- [OBJECTIVE]: Copy each line holding the string "veicolo".
==============================
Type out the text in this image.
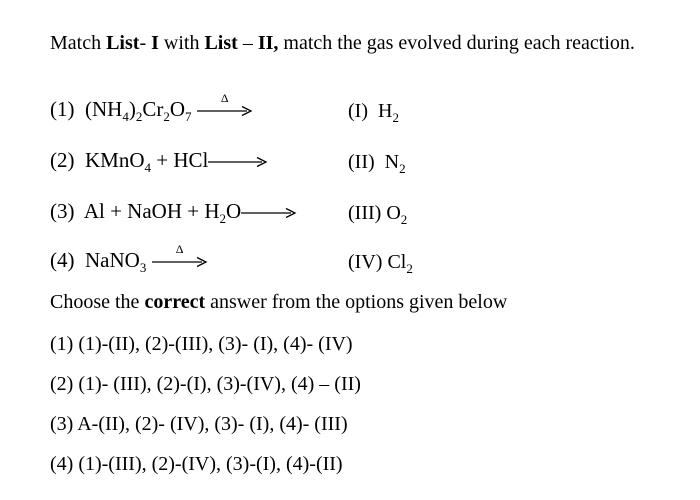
Match List- I with List – II, match the gas evolved during each reaction.
(1) $(NH_4)_2Cr_2O_7$
Δ
(I) $H_2$
(2) KMnO$_4$ + HCl→	(II) $N_2$
(3) Al + NaOH + $H_2O\to$	(III) $O_2$
(4) NaNO$_3$
Δ
(IV) $Cl_2$
Choose the correct answer from the options given below
(1) (1)-(II), (2)-(III), (3)- (I), (4)- (IV)
(2) (1)- (III), (2)-(I), (3)-(IV), (4) – (II)
(3) A-(II), (2)- (IV), (3)- (I), (4)- (III)
(4) (1)-(III), (2)-(IV), (3)-(I), (4)-(II)
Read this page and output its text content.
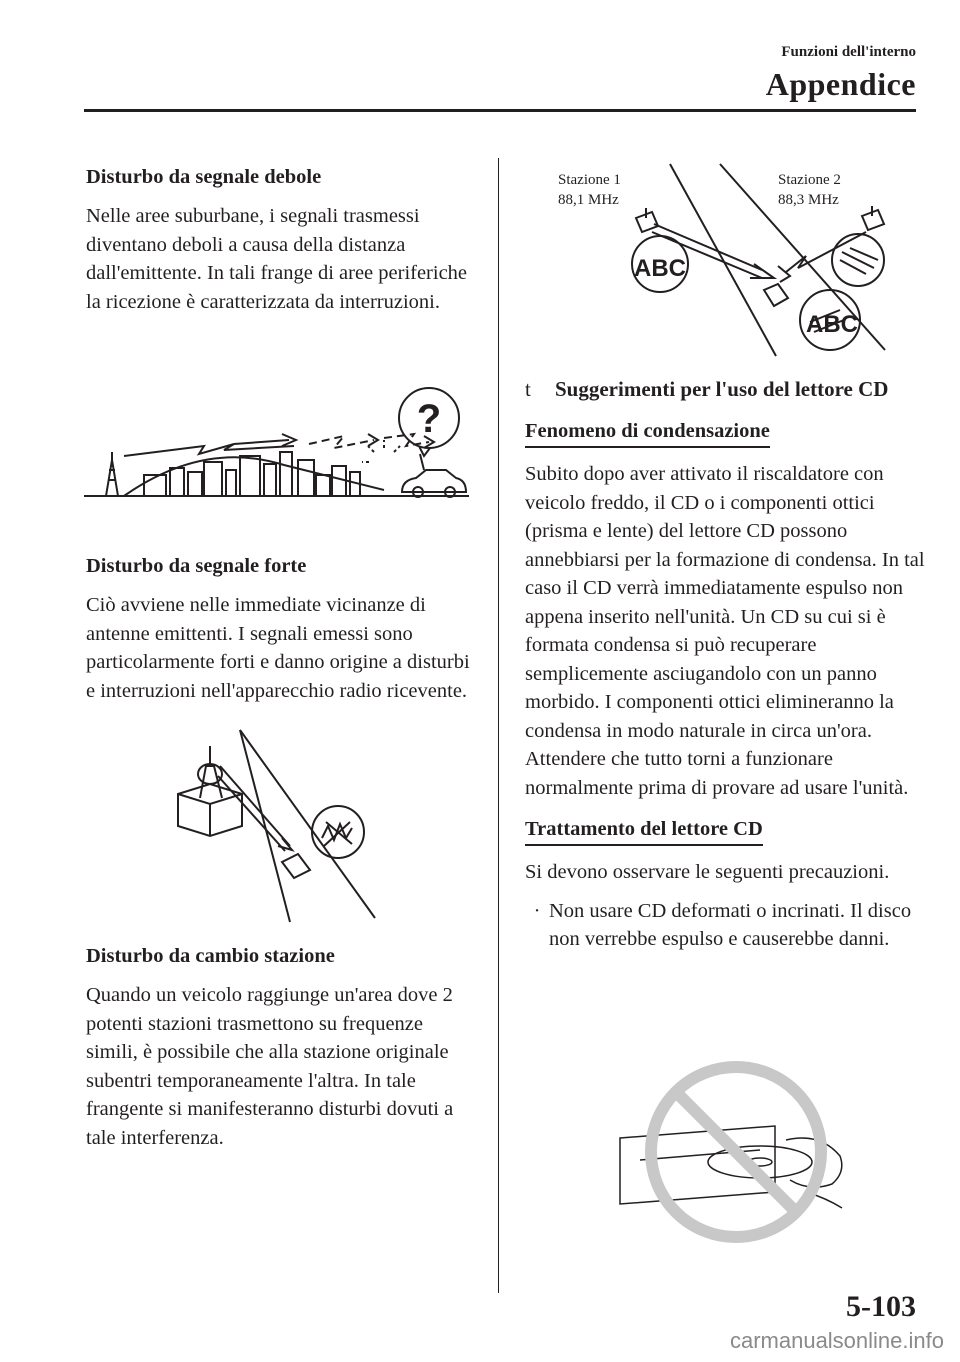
Funzioni dell'interno
Appendice
Disturbo da segnale debole

Nelle aree suburbane, i segnali trasmessi diventano deboli a causa della distanza dall'emittente. In tali frange di aree periferiche la ricezione è caratterizzata da interruzioni.

?
Disturbo da segnale forte

Ciò avviene nelle immediate vicinanze di antenne emittenti. I segnali emessi sono particolarmente forti e danno origine a disturbi e interruzioni nell'apparecchio radio ricevente.

Disturbo da cambio stazione

Quando un veicolo raggiunge un'area dove 2 potenti stazioni trasmettono su frequenze simili, è possibile che alla stazione originale subentri temporaneamente l'altra. In tale frangente si manifesteranno disturbi dovuti a tale interferenza.

Stazione 1
88,1 MHz
Stazione 2
88,3 MHz
ABC
ABC
t	Suggerimenti per l'uso del lettore CD
Fenomeno di condensazione

Subito dopo aver attivato il riscaldatore con veicolo freddo, il CD o i componenti ottici (prisma e lente) del lettore CD possono annebbiarsi per la formazione di condensa. In tal caso il CD verrà immediatamente espulso non appena inserito nell'unità. Un CD su cui si è formata condensa si può recuperare semplicemente asciugandolo con un panno morbido. I componenti ottici elimineranno la condensa in modo naturale in circa un'ora. Attendere che tutto torni a funzionare normalmente prima di provare ad usare l'unità.

Trattamento del lettore CD

Si devono osservare le seguenti precauzioni.

· Non usare CD deformati o incrinati. Il disco non verrebbe espulso e causerebbe danni.
5-103
carmanualsonline.info
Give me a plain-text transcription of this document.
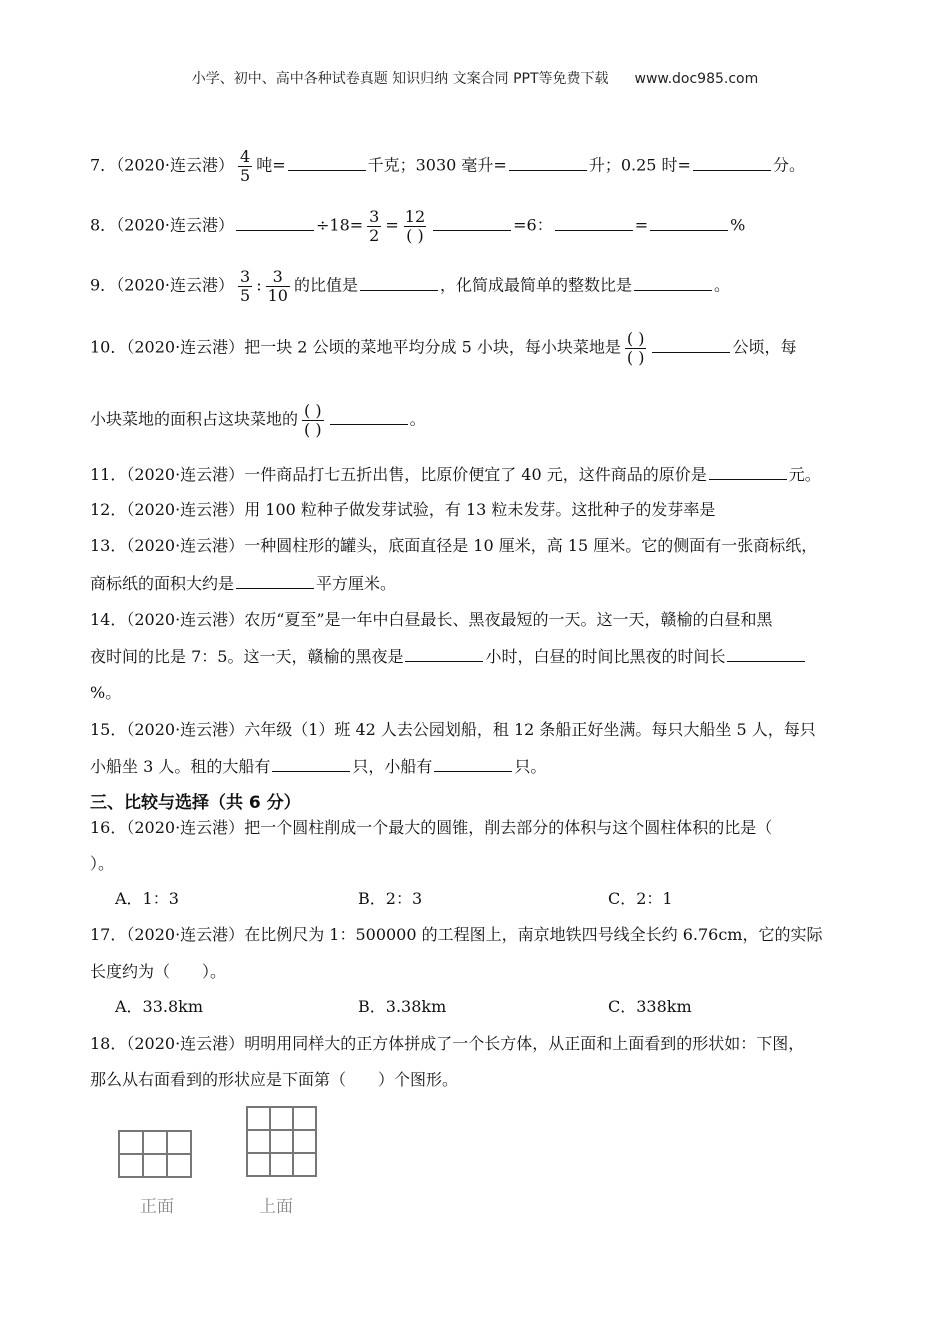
小学、初中、高中各种试卷真题 知识归纳 文案合同 PPT等免费下载 www.doc985.com
7．（2020·连云港） $\frac{4}{5}$ 吨=	千克；3030 毫升=	升；0.25 时=	分。
8．（2020·连云港）	$\div 18= \frac{3}{2} = \frac{12}{( )}$	=6：	=	%
9．（2020·连云港） $\frac{3}{5}$ : $\frac{3}{10}$ 的比值是	，化简成最简单的整数比是	。
10．（2020·连云港）把一块 2 公顷的菜地平均分成 5 小块，每小块菜地是 $\frac{( )}{( )}$	公顷，每
小块菜地的面积占这块菜地的 $\frac{( )}{( )}$	。
11．（2020·连云港）一件商品打七五折出售，比原价便宜了 40 元，这件商品的原价是	元。
12．（2020·连云港）用 100 粒种子做发芽试验，有 13 粒未发芽。这批种子的发芽率是
13．（2020·连云港）一种圆柱形的罐头，底面直径是 10 厘米，高 15 厘米。它的侧面有一张商标纸，
商标纸的面积大约是	平方厘米。
14．（2020·连云港）农历“夏至”是一年中白昼最长、黑夜最短的一天。这一天，赣榆的白昼和黑
夜时间的比是 7：5。这一天，赣榆的黑夜是	小时，白昼的时间比黑夜的时间长
%。
15．（2020·连云港）六年级（1）班 42 人去公园划船，租 12 条船正好坐满。每只大船坐 5 人，每只
小船坐 3 人。租的大船有	只，小船有	只。
三、比较与选择（共 6 分）
16．（2020·连云港）把一个圆柱削成一个最大的圆锥，削去部分的体积与这个圆柱体积的比是（
）。
A．1：3	B．2：3	C．2：1
17．（2020·连云港）在比例尺为 1：500000 的工程图上，南京地铁四号线全长约 6.76cm，它的实际
长度约为（　　）。
A．33.8km	B．3.38km	C．338km
18．（2020·连云港）明明用同样大的正方体拼成了一个长方体，从正面和上面看到的形状如：下图，
那么从右面看到的形状应是下面第（　　）个图形。

正面

			上面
==============================
- [EXERCISE OUTPUT]:
Quando un veicolo raggiunge un'area dove 2 potenti stazioni trasmettono su frequenze simili, è possibile che alla stazione originale subentri temporaneamente l'altra. In tale frangente si manifesteranno disturbi dovuti a tale interferenza.
Subito dopo aver attivato il riscaldatore con veicolo freddo, il CD o i componenti ottici (prisma e lente) del lettore CD possono annebbiarsi per la formazione di condensa. In tal caso il CD verrà immediatamente espulso non appena inserito nell'unità. Un CD su cui si è formata condensa si può recuperare semplicemente asciugandolo con un panno morbido. I componenti ottici elimineranno la condensa in modo naturale in circa un'ora. Attendere che tutto torni a funzionare normalmente prima di provare ad usare l'unità.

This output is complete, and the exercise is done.